▶ REQUIRED WORK
Select and copy out every line in the records containing "Conf".

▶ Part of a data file

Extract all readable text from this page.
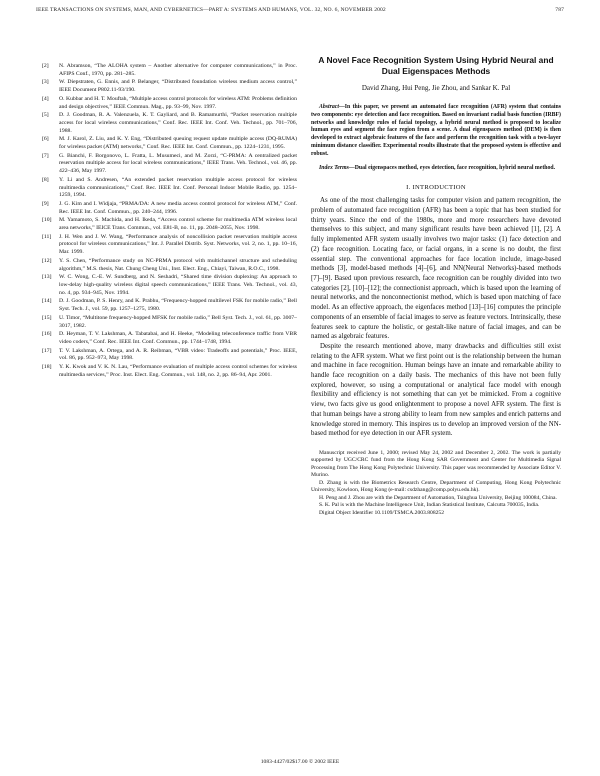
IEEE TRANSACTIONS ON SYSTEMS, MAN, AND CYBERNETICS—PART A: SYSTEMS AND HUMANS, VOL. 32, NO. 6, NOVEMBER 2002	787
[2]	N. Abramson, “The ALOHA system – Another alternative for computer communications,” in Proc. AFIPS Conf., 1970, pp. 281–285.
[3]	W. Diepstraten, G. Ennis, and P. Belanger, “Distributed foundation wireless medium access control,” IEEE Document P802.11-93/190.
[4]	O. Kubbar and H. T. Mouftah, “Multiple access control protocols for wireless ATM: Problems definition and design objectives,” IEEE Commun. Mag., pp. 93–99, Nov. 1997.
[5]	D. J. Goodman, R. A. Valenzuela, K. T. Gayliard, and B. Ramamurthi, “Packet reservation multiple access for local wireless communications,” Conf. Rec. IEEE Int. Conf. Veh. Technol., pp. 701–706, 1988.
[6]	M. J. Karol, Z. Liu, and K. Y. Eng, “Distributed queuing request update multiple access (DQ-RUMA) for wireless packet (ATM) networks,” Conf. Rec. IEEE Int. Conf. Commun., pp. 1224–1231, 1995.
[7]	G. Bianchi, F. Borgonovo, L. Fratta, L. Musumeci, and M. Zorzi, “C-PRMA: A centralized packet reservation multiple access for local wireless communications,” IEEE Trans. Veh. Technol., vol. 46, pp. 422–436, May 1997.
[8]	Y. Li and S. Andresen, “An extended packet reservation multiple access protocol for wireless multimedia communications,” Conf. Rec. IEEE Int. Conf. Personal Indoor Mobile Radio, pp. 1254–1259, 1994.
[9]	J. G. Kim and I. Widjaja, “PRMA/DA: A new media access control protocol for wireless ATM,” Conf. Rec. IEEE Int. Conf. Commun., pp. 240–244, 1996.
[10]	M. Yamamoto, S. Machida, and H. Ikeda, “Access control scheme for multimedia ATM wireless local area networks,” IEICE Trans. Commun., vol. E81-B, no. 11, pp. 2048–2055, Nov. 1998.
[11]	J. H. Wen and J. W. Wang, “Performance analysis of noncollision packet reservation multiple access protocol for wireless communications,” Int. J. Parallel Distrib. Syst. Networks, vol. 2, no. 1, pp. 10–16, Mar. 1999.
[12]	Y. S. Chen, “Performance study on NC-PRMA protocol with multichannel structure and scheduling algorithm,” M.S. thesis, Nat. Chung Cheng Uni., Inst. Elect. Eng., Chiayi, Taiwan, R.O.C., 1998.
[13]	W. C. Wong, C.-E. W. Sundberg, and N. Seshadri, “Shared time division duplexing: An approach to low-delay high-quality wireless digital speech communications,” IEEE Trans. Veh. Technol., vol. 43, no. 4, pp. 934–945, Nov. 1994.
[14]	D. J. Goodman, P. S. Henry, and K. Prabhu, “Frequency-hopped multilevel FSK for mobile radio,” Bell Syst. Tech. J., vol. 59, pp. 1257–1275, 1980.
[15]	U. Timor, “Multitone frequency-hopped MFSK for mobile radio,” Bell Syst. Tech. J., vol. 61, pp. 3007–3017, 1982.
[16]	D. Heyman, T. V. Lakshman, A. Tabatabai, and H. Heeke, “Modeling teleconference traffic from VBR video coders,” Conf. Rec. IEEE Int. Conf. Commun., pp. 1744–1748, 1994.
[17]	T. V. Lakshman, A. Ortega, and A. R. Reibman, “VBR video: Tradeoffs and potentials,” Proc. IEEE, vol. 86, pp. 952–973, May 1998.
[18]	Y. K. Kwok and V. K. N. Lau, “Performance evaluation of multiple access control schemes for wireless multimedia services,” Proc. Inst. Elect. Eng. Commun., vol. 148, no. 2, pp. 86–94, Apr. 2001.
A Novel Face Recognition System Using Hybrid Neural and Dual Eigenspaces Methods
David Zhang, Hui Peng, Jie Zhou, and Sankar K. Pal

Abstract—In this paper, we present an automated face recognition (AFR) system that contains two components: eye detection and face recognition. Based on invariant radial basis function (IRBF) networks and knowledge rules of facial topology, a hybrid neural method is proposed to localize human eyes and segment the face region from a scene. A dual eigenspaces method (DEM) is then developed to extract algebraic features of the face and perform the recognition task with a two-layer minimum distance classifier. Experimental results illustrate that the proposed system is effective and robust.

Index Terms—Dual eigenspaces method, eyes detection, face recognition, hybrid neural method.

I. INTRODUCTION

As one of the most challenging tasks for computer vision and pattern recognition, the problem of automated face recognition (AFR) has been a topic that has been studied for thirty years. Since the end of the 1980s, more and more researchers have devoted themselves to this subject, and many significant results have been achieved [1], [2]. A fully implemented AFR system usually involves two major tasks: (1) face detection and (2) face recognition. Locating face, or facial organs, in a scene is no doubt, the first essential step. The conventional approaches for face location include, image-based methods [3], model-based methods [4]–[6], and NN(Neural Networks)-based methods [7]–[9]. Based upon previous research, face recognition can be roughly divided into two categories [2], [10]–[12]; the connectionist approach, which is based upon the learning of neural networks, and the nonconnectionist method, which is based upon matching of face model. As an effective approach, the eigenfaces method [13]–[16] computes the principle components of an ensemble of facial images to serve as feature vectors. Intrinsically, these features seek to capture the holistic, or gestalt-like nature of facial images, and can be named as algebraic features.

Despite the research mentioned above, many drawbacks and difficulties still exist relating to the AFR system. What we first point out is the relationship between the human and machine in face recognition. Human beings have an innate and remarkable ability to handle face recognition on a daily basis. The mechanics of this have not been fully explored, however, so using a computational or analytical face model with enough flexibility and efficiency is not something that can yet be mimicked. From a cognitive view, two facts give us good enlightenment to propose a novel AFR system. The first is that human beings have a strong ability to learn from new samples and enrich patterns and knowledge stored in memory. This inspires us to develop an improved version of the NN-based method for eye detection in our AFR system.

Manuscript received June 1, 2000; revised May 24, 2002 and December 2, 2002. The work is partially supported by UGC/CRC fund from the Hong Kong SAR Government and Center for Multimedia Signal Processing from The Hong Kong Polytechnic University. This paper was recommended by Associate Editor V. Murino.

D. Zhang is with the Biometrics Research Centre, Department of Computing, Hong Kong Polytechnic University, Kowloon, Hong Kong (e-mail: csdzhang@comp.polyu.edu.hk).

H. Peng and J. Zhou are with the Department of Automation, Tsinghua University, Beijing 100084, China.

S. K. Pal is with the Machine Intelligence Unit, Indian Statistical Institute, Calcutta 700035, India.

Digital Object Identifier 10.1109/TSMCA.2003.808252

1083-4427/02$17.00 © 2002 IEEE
* * *
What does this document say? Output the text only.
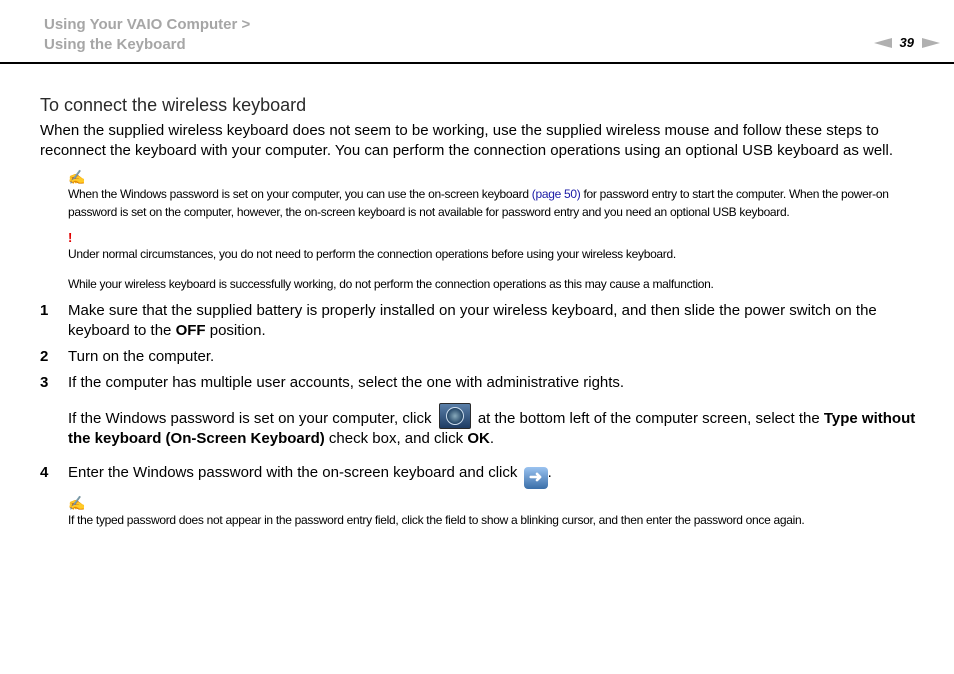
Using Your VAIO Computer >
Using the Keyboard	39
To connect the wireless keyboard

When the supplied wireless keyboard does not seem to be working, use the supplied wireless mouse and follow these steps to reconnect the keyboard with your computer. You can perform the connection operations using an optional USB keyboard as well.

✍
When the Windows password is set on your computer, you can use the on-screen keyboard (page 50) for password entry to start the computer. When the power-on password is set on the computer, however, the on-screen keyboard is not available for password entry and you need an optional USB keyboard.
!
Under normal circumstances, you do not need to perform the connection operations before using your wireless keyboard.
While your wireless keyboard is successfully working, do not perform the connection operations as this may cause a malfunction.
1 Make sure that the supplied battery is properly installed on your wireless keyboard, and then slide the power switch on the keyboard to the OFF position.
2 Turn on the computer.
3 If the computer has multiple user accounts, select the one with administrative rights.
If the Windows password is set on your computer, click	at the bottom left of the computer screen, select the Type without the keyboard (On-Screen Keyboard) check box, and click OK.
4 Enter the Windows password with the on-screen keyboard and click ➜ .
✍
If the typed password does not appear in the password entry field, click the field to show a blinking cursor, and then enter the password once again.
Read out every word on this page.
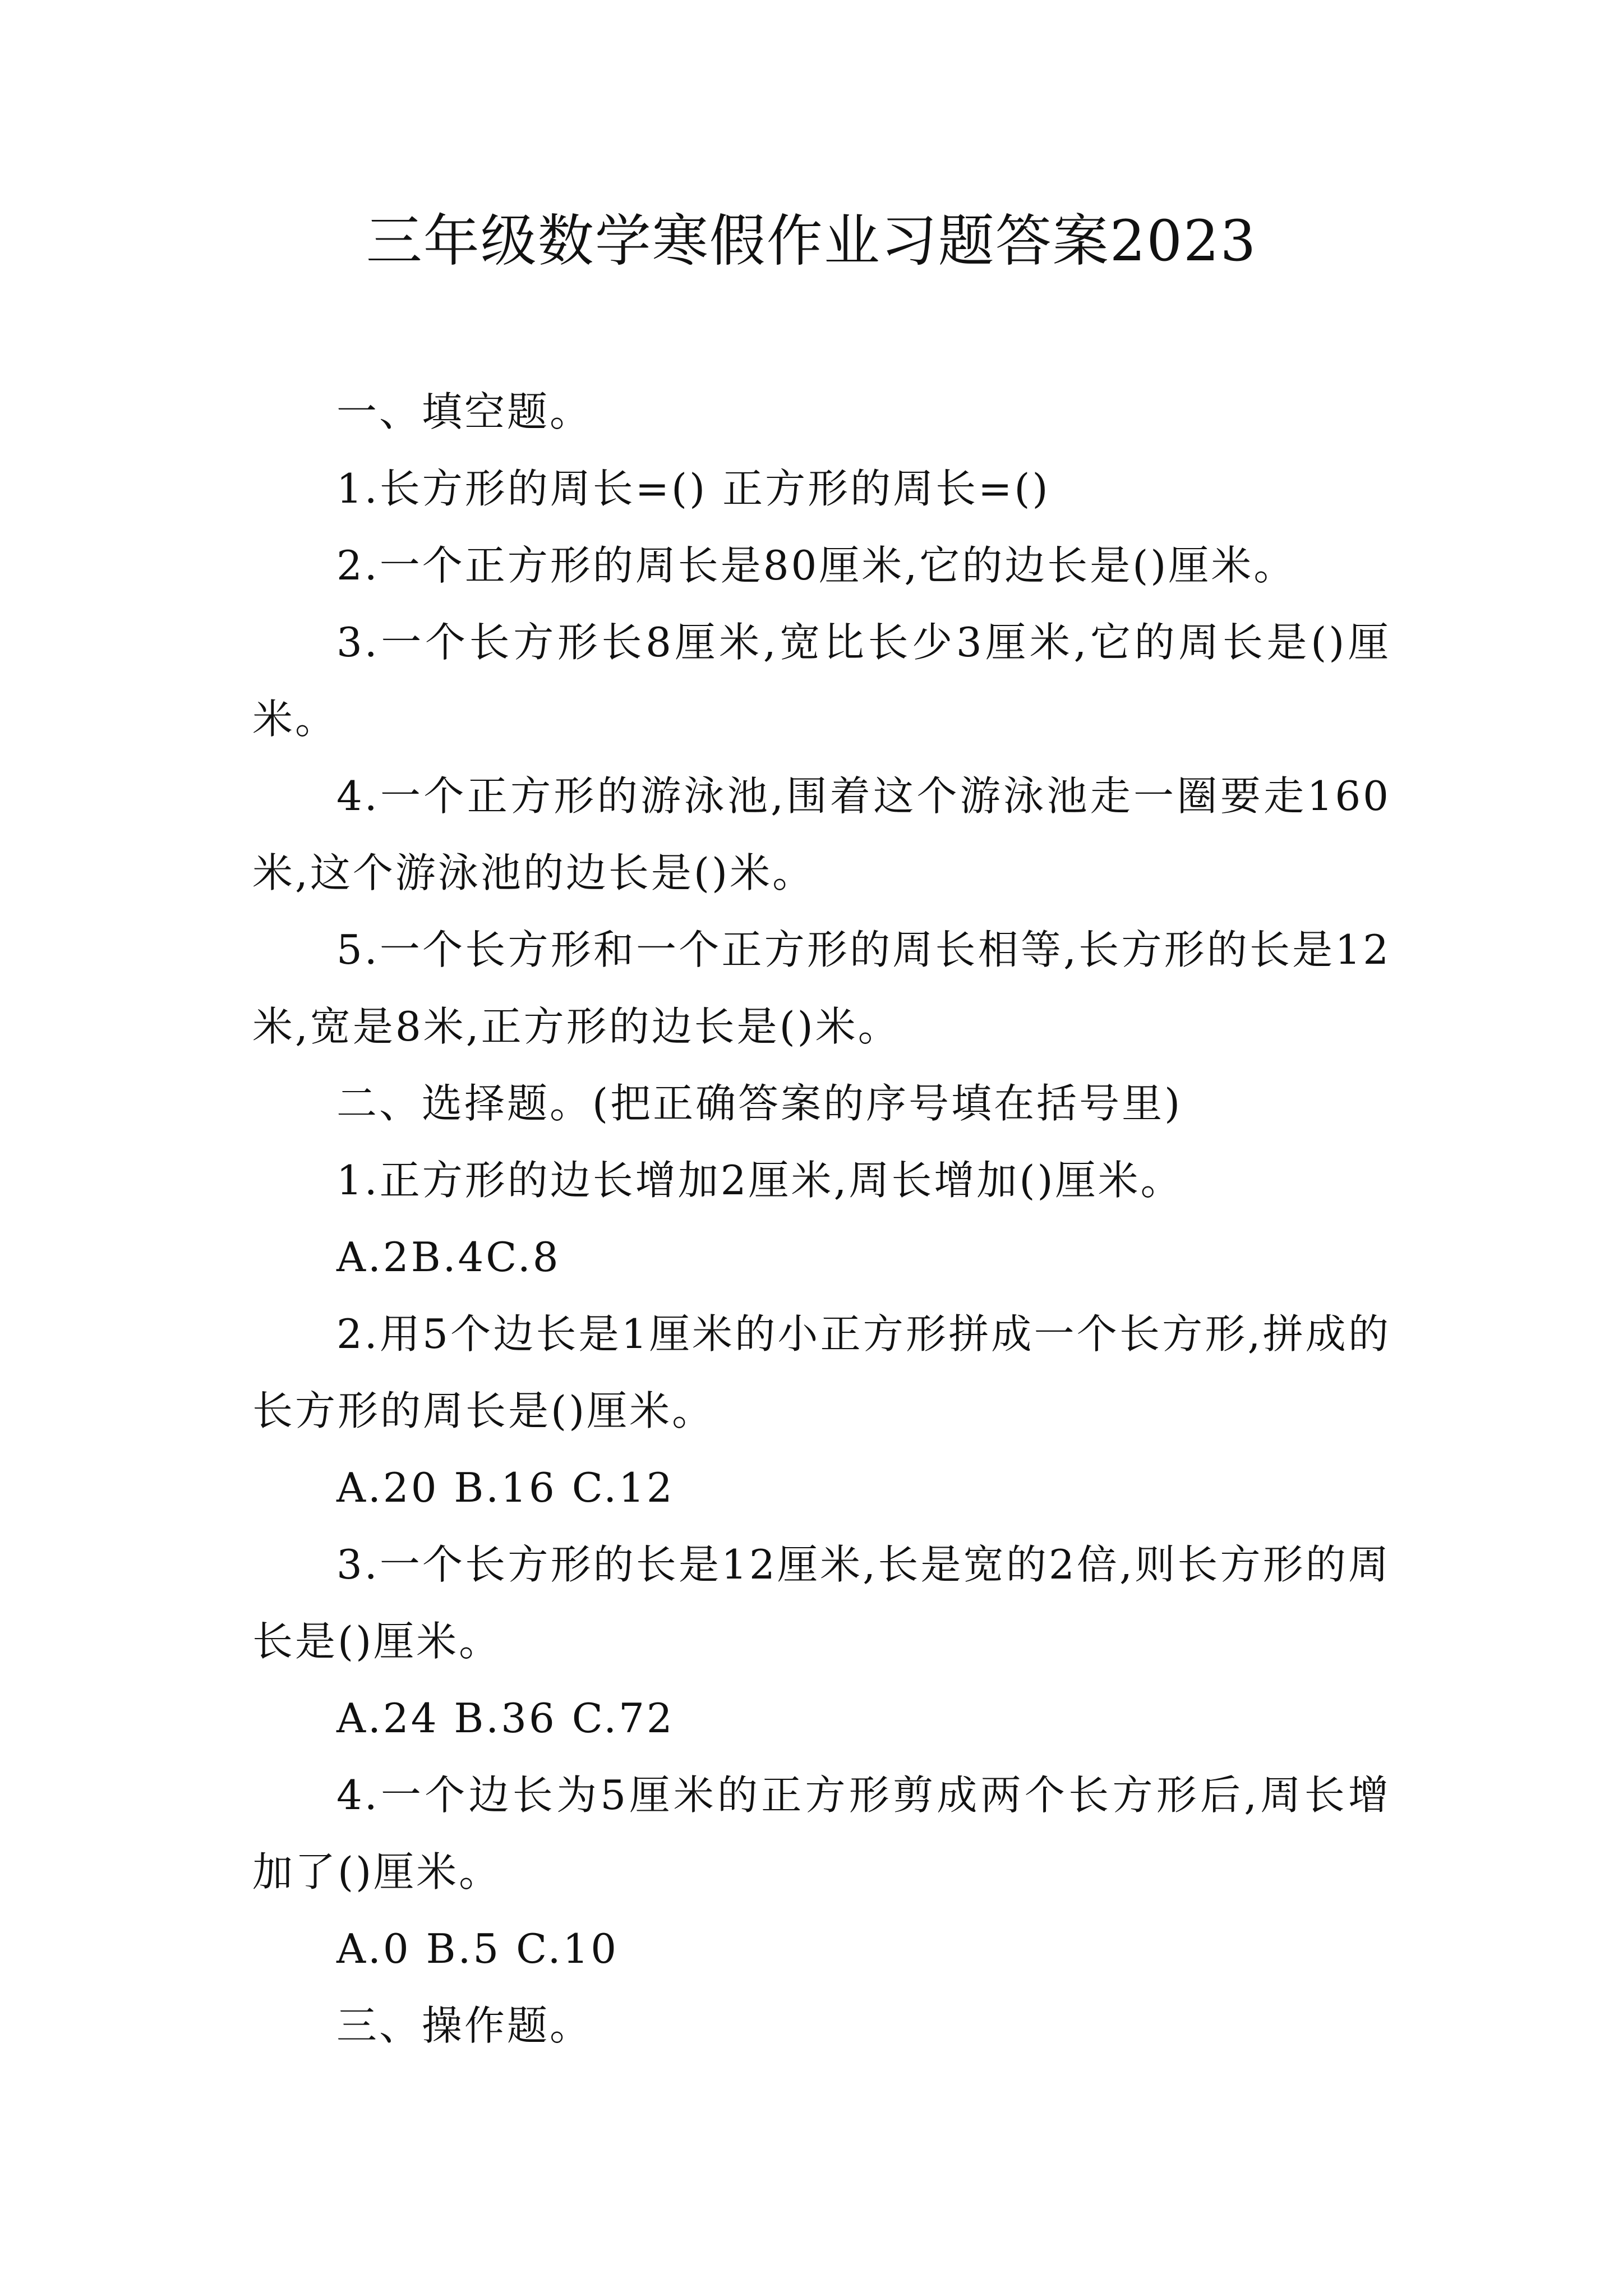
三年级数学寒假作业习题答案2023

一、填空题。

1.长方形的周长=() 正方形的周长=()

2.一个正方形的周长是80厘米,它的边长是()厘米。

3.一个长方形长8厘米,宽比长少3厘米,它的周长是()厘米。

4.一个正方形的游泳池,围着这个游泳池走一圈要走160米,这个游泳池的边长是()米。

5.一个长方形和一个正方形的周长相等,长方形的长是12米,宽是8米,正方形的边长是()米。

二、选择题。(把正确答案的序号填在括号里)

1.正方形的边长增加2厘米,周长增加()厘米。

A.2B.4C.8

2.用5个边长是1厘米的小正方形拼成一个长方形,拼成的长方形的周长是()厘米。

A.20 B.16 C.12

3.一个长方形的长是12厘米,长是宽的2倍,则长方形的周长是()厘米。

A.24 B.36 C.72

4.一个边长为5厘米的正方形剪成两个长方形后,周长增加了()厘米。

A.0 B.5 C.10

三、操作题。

▶ THE RESULT
[2]	N. Abramson, “The ALOHA system – Another alternative for computer communications,” in Proc. AFIPS Conf., 1970, pp. 281–285.
[5]	D. J. Goodman, R. A. Valenzuela, K. T. Gayliard, and B. Ramamurthi, “Packet reservation multiple access for local wireless communications,” Conf. Rec. IEEE Int. Conf. Veh. Technol., pp. 701–706, 1988.
[6]	M. J. Karol, Z. Liu, and K. Y. Eng, “Distributed queuing request update multiple access (DQ-RUMA) for wireless packet (ATM) networks,” Conf. Rec. IEEE Int. Conf. Commun., pp. 1224–1231, 1995.
[8]	Y. Li and S. Andresen, “An extended packet reservation multiple access protocol for wireless multimedia communications,” Conf. Rec. IEEE Int. Conf. Personal Indoor Mobile Radio, pp. 1254–1259, 1994.
[9]	J. G. Kim and I. Widjaja, “PRMA/DA: A new media access control protocol for wireless ATM,” Conf. Rec. IEEE Int. Conf. Commun., pp. 240–244, 1996.
[16]	D. Heyman, T. V. Lakshman, A. Tabatabai, and H. Heeke, “Modeling teleconference traffic from VBR video coders,” Conf. Rec. IEEE Int. Conf. Commun., pp. 1744–1748, 1994.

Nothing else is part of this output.